[AIM] Images excluded, repeat each entry below exactly.

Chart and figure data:
• • • • •
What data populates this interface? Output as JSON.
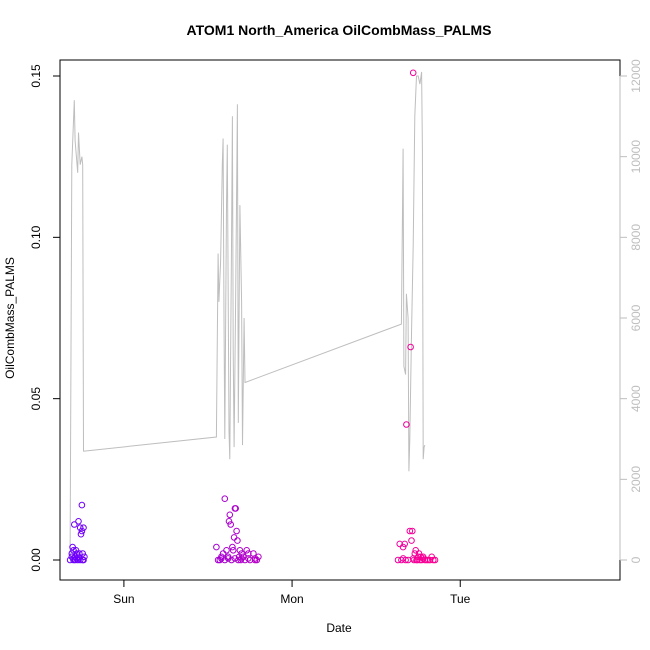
{
  "chart_data": {
    "type": "scatter",
    "title": "ATOM1 North_America OilCombMass_PALMS",
    "xlabel": "Date",
    "ylabel": "OilCombMass_PALMS",
    "x_ticks": [
      "Sun",
      "Mon",
      "Tue"
    ],
    "ylim": [
      0,
      0.15
    ],
    "y_ticks": [
      "0.00",
      "0.05",
      "0.10",
      "0.15"
    ],
    "y2lim": [
      0,
      12000
    ],
    "y2_ticks": [
      "0",
      "2000",
      "4000",
      "6000",
      "8000",
      "10000",
      "12000"
    ],
    "xlim_days": [
      -0.38,
      2.95
    ],
    "grid": false,
    "colors": {
      "secondary_line": "#bebebe",
      "points_start": "#6a00ff",
      "points_end": "#ff0090",
      "axis": "#000000",
      "right_axis": "#bebebe"
    },
    "series": [
      {
        "type": "scatter",
        "axis": "left",
        "points": [
          [
            -0.32,
            0.0
          ],
          [
            -0.31,
            0.002
          ],
          [
            -0.305,
            0.004
          ],
          [
            -0.3,
            0.003
          ],
          [
            -0.3,
            0.0
          ],
          [
            -0.295,
            0.011
          ],
          [
            -0.29,
            0.001
          ],
          [
            -0.29,
            0.0
          ],
          [
            -0.285,
            0.003
          ],
          [
            -0.28,
            0.002
          ],
          [
            -0.275,
            0.0
          ],
          [
            -0.27,
            0.001
          ],
          [
            -0.27,
            0.012
          ],
          [
            -0.265,
            0.002
          ],
          [
            -0.26,
            0.0
          ],
          [
            -0.26,
            0.01
          ],
          [
            -0.255,
            0.008
          ],
          [
            -0.25,
            0.009
          ],
          [
            -0.25,
            0.017
          ],
          [
            -0.245,
            0.0
          ],
          [
            -0.245,
            0.002
          ],
          [
            -0.24,
            0.01
          ],
          [
            -0.24,
            0.0
          ],
          [
            -0.235,
            0.001
          ],
          [
            -0.31,
            0.001
          ],
          [
            -0.3,
            0.0005
          ],
          [
            -0.28,
            0.0005
          ],
          [
            -0.265,
            0.0005
          ],
          [
            0.55,
            0.004
          ],
          [
            0.56,
            0.0
          ],
          [
            0.57,
            0.0
          ],
          [
            0.58,
            0.001
          ],
          [
            0.59,
            0.002
          ],
          [
            0.6,
            0.019
          ],
          [
            0.6,
            0.0
          ],
          [
            0.61,
            0.003
          ],
          [
            0.62,
            0.001
          ],
          [
            0.625,
            0.012
          ],
          [
            0.63,
            0.014
          ],
          [
            0.635,
            0.011
          ],
          [
            0.64,
            0.0
          ],
          [
            0.645,
            0.004
          ],
          [
            0.65,
            0.003
          ],
          [
            0.655,
            0.007
          ],
          [
            0.66,
            0.016
          ],
          [
            0.665,
            0.016
          ],
          [
            0.67,
            0.009
          ],
          [
            0.675,
            0.006
          ],
          [
            0.68,
            0.0
          ],
          [
            0.685,
            0.001
          ],
          [
            0.69,
            0.003
          ],
          [
            0.695,
            0.0
          ],
          [
            0.7,
            0.002
          ],
          [
            0.71,
            0.001
          ],
          [
            0.72,
            0.0
          ],
          [
            0.73,
            0.003
          ],
          [
            0.74,
            0.002
          ],
          [
            0.75,
            0.0
          ],
          [
            0.77,
            0.002
          ],
          [
            0.78,
            0.0
          ],
          [
            0.79,
            0.0
          ],
          [
            0.8,
            0.001
          ],
          [
            0.58,
            0.0005
          ],
          [
            0.62,
            0.0005
          ],
          [
            0.66,
            0.0005
          ],
          [
            0.7,
            0.0005
          ],
          [
            0.74,
            0.0005
          ],
          [
            0.78,
            0.0005
          ],
          [
            1.63,
            0.0
          ],
          [
            1.64,
            0.005
          ],
          [
            1.65,
            0.0
          ],
          [
            1.66,
            0.004
          ],
          [
            1.67,
            0.005
          ],
          [
            1.675,
            0.0
          ],
          [
            1.68,
            0.042
          ],
          [
            1.69,
            0.0
          ],
          [
            1.7,
            0.009
          ],
          [
            1.705,
            0.066
          ],
          [
            1.71,
            0.006
          ],
          [
            1.715,
            0.009
          ],
          [
            1.72,
            0.151
          ],
          [
            1.725,
            0.0
          ],
          [
            1.73,
            0.002
          ],
          [
            1.735,
            0.003
          ],
          [
            1.74,
            0.0
          ],
          [
            1.745,
            0.0
          ],
          [
            1.75,
            0.001
          ],
          [
            1.755,
            0.002
          ],
          [
            1.76,
            0.0
          ],
          [
            1.765,
            0.001
          ],
          [
            1.77,
            0.0
          ],
          [
            1.78,
            0.001
          ],
          [
            1.79,
            0.0
          ],
          [
            1.8,
            0.0
          ],
          [
            1.81,
            0.0
          ],
          [
            1.82,
            0.0
          ],
          [
            1.83,
            0.001
          ],
          [
            1.84,
            0.0
          ],
          [
            1.85,
            0.0
          ],
          [
            1.66,
            0.0005
          ],
          [
            1.72,
            0.0005
          ],
          [
            1.78,
            0.0005
          ]
        ]
      },
      {
        "type": "line",
        "axis": "right",
        "points": [
          [
            -0.32,
            100
          ],
          [
            -0.31,
            9800
          ],
          [
            -0.295,
            11400
          ],
          [
            -0.29,
            10400
          ],
          [
            -0.275,
            9600
          ],
          [
            -0.27,
            10600
          ],
          [
            -0.26,
            9800
          ],
          [
            -0.25,
            10000
          ],
          [
            -0.245,
            9800
          ],
          [
            -0.24,
            2700
          ],
          [
            -0.235,
            2700
          ],
          [
            0.55,
            3050
          ],
          [
            0.56,
            7600
          ],
          [
            0.565,
            6400
          ],
          [
            0.575,
            7400
          ],
          [
            0.585,
            9800
          ],
          [
            0.59,
            10450
          ],
          [
            0.595,
            6000
          ],
          [
            0.6,
            3000
          ],
          [
            0.61,
            8800
          ],
          [
            0.615,
            10300
          ],
          [
            0.625,
            3200
          ],
          [
            0.63,
            2500
          ],
          [
            0.64,
            7800
          ],
          [
            0.645,
            11000
          ],
          [
            0.65,
            5200
          ],
          [
            0.655,
            2800
          ],
          [
            0.665,
            6600
          ],
          [
            0.675,
            11300
          ],
          [
            0.68,
            3400
          ],
          [
            0.69,
            8800
          ],
          [
            0.7,
            6400
          ],
          [
            0.705,
            2850
          ],
          [
            0.715,
            6000
          ],
          [
            0.72,
            4400
          ],
          [
            1.65,
            5850
          ],
          [
            1.66,
            10200
          ],
          [
            1.665,
            4800
          ],
          [
            1.675,
            4600
          ],
          [
            1.68,
            6600
          ],
          [
            1.69,
            6000
          ],
          [
            1.695,
            2200
          ],
          [
            1.7,
            3000
          ],
          [
            1.71,
            5600
          ],
          [
            1.72,
            7800
          ],
          [
            1.73,
            11000
          ],
          [
            1.74,
            12000
          ],
          [
            1.75,
            12000
          ],
          [
            1.76,
            11800
          ],
          [
            1.77,
            12100
          ],
          [
            1.775,
            10200
          ],
          [
            1.78,
            2500
          ],
          [
            1.785,
            2800
          ],
          [
            1.79,
            2850
          ]
        ]
      }
    ]
  }
}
• • • • •
[OUTPUT FOR THIS EXERCISE]
What data populates this interface? Output as JSON.
{
  "chart_data": {
    "type": "scatter",
    "title": "ATOM1 North_America OilCombMass_PALMS",
    "xlabel": "Date",
    "ylabel": "OilCombMass_PALMS",
    "x_ticks": [
      "Sun",
      "Mon",
      "Tue"
    ],
    "ylim": [
      0,
      0.15
    ],
    "y_ticks": [
      "0.00",
      "0.05",
      "0.10",
      "0.15"
    ],
    "y2lim": [
      0,
      12000
    ],
    "y2_ticks": [
      "0",
      "2000",
      "4000",
      "6000",
      "8000",
      "10000",
      "12000"
    ],
    "xlim_days": [
      -0.38,
      2.95
    ],
    "grid": false,
    "colors": {
      "secondary_line": "#bebebe",
      "points_start": "#6a00ff",
      "points_end": "#ff0090",
      "axis": "#000000",
      "right_axis": "#bebebe"
    },
    "series": [
      {
        "type": "scatter",
        "axis": "left",
        "points": [
          [
            -0.32,
            0.0
          ],
          [
            -0.31,
            0.002
          ],
          [
            -0.305,
            0.004
          ],
          [
            -0.3,
            0.003
          ],
          [
            -0.3,
            0.0
          ],
          [
            -0.295,
            0.011
          ],
          [
            -0.29,
            0.001
          ],
          [
            -0.29,
            0.0
          ],
          [
            -0.285,
            0.003
          ],
          [
            -0.28,
            0.002
          ],
          [
            -0.275,
            0.0
          ],
          [
            -0.27,
            0.001
          ],
          [
            -0.27,
            0.012
          ],
          [
            -0.265,
            0.002
          ],
          [
            -0.26,
            0.0
          ],
          [
            -0.26,
            0.01
          ],
          [
            -0.255,
            0.008
          ],
          [
            -0.25,
            0.009
          ],
          [
            -0.25,
            0.017
          ],
          [
            -0.245,
            0.0
          ],
          [
            -0.245,
            0.002
          ],
          [
            -0.24,
            0.01
          ],
          [
            -0.24,
            0.0
          ],
          [
            -0.235,
            0.001
          ],
          [
            -0.31,
            0.001
          ],
          [
            -0.3,
            0.0005
          ],
          [
            -0.28,
            0.0005
          ],
          [
            -0.265,
            0.0005
          ],
          [
            0.55,
            0.004
          ],
          [
            0.56,
            0.0
          ],
          [
            0.57,
            0.0
          ],
          [
            0.58,
            0.001
          ],
          [
            0.59,
            0.002
          ],
          [
            0.6,
            0.019
          ],
          [
            0.6,
            0.0
          ],
          [
            0.61,
            0.003
          ],
          [
            0.62,
            0.001
          ],
          [
            0.625,
            0.012
          ],
          [
            0.63,
            0.014
          ],
          [
            0.635,
            0.011
          ],
          [
            0.64,
            0.0
          ],
          [
            0.645,
            0.004
          ],
          [
            0.65,
            0.003
          ],
          [
            0.655,
            0.007
          ],
          [
            0.66,
            0.016
          ],
          [
            0.665,
            0.016
          ],
          [
            0.67,
            0.009
          ],
          [
            0.675,
            0.006
          ],
          [
            0.68,
            0.0
          ],
          [
            0.685,
            0.001
          ],
          [
            0.69,
            0.003
          ],
          [
            0.695,
            0.0
          ],
          [
            0.7,
            0.002
          ],
          [
            0.71,
            0.001
          ],
          [
            0.72,
            0.0
          ],
          [
            0.73,
            0.003
          ],
          [
            0.74,
            0.002
          ],
          [
            0.75,
            0.0
          ],
          [
            0.77,
            0.002
          ],
          [
            0.78,
            0.0
          ],
          [
            0.79,
            0.0
          ],
          [
            0.8,
            0.001
          ],
          [
            0.58,
            0.0005
          ],
          [
            0.62,
            0.0005
          ],
          [
            0.66,
            0.0005
          ],
          [
            0.7,
            0.0005
          ],
          [
            0.74,
            0.0005
          ],
          [
            0.78,
            0.0005
          ],
          [
            1.63,
            0.0
          ],
          [
            1.64,
            0.005
          ],
          [
            1.65,
            0.0
          ],
          [
            1.66,
            0.004
          ],
          [
            1.67,
            0.005
          ],
          [
            1.675,
            0.0
          ],
          [
            1.68,
            0.042
          ],
          [
            1.69,
            0.0
          ],
          [
            1.7,
            0.009
          ],
          [
            1.705,
            0.066
          ],
          [
            1.71,
            0.006
          ],
          [
            1.715,
            0.009
          ],
          [
            1.72,
            0.151
          ],
          [
            1.725,
            0.0
          ],
          [
            1.73,
            0.002
          ],
          [
            1.735,
            0.003
          ],
          [
            1.74,
            0.0
          ],
          [
            1.745,
            0.0
          ],
          [
            1.75,
            0.001
          ],
          [
            1.755,
            0.002
          ],
          [
            1.76,
            0.0
          ],
          [
            1.765,
            0.001
          ],
          [
            1.77,
            0.0
          ],
          [
            1.78,
            0.001
          ],
          [
            1.79,
            0.0
          ],
          [
            1.8,
            0.0
          ],
          [
            1.81,
            0.0
          ],
          [
            1.82,
            0.0
          ],
          [
            1.83,
            0.001
          ],
          [
            1.84,
            0.0
          ],
          [
            1.85,
            0.0
          ],
          [
            1.66,
            0.0005
          ],
          [
            1.72,
            0.0005
          ],
          [
            1.78,
            0.0005
          ]
        ]
      },
      {
        "type": "line",
        "axis": "right",
        "points": [
          [
            -0.32,
            100
          ],
          [
            -0.31,
            9800
          ],
          [
            -0.295,
            11400
          ],
          [
            -0.29,
            10400
          ],
          [
            -0.275,
            9600
          ],
          [
            -0.27,
            10600
          ],
          [
            -0.26,
            9800
          ],
          [
            -0.25,
            10000
          ],
          [
            -0.245,
            9800
          ],
          [
            -0.24,
            2700
          ],
          [
            -0.235,
            2700
          ],
          [
            0.55,
            3050
          ],
          [
            0.56,
            7600
          ],
          [
            0.565,
            6400
          ],
          [
            0.575,
            7400
          ],
          [
            0.585,
            9800
          ],
          [
            0.59,
            10450
          ],
          [
            0.595,
            6000
          ],
          [
            0.6,
            3000
          ],
          [
            0.61,
            8800
          ],
          [
            0.615,
            10300
          ],
          [
            0.625,
            3200
          ],
          [
            0.63,
            2500
          ],
          [
            0.64,
            7800
          ],
          [
            0.645,
            11000
          ],
          [
            0.65,
            5200
          ],
          [
            0.655,
            2800
          ],
          [
            0.665,
            6600
          ],
          [
            0.675,
            11300
          ],
          [
            0.68,
            3400
          ],
          [
            0.69,
            8800
          ],
          [
            0.7,
            6400
          ],
          [
            0.705,
            2850
          ],
          [
            0.715,
            6000
          ],
          [
            0.72,
            4400
          ],
          [
            1.65,
            5850
          ],
          [
            1.66,
            10200
          ],
          [
            1.665,
            4800
          ],
          [
            1.675,
            4600
          ],
          [
            1.68,
            6600
          ],
          [
            1.69,
            6000
          ],
          [
            1.695,
            2200
          ],
          [
            1.7,
            3000
          ],
          [
            1.71,
            5600
          ],
          [
            1.72,
            7800
          ],
          [
            1.73,
            11000
          ],
          [
            1.74,
            12000
          ],
          [
            1.75,
            12000
          ],
          [
            1.76,
            11800
          ],
          [
            1.77,
            12100
          ],
          [
            1.775,
            10200
          ],
          [
            1.78,
            2500
          ],
          [
            1.785,
            2800
          ],
          [
            1.79,
            2850
          ]
        ]
      }
    ]
  }
}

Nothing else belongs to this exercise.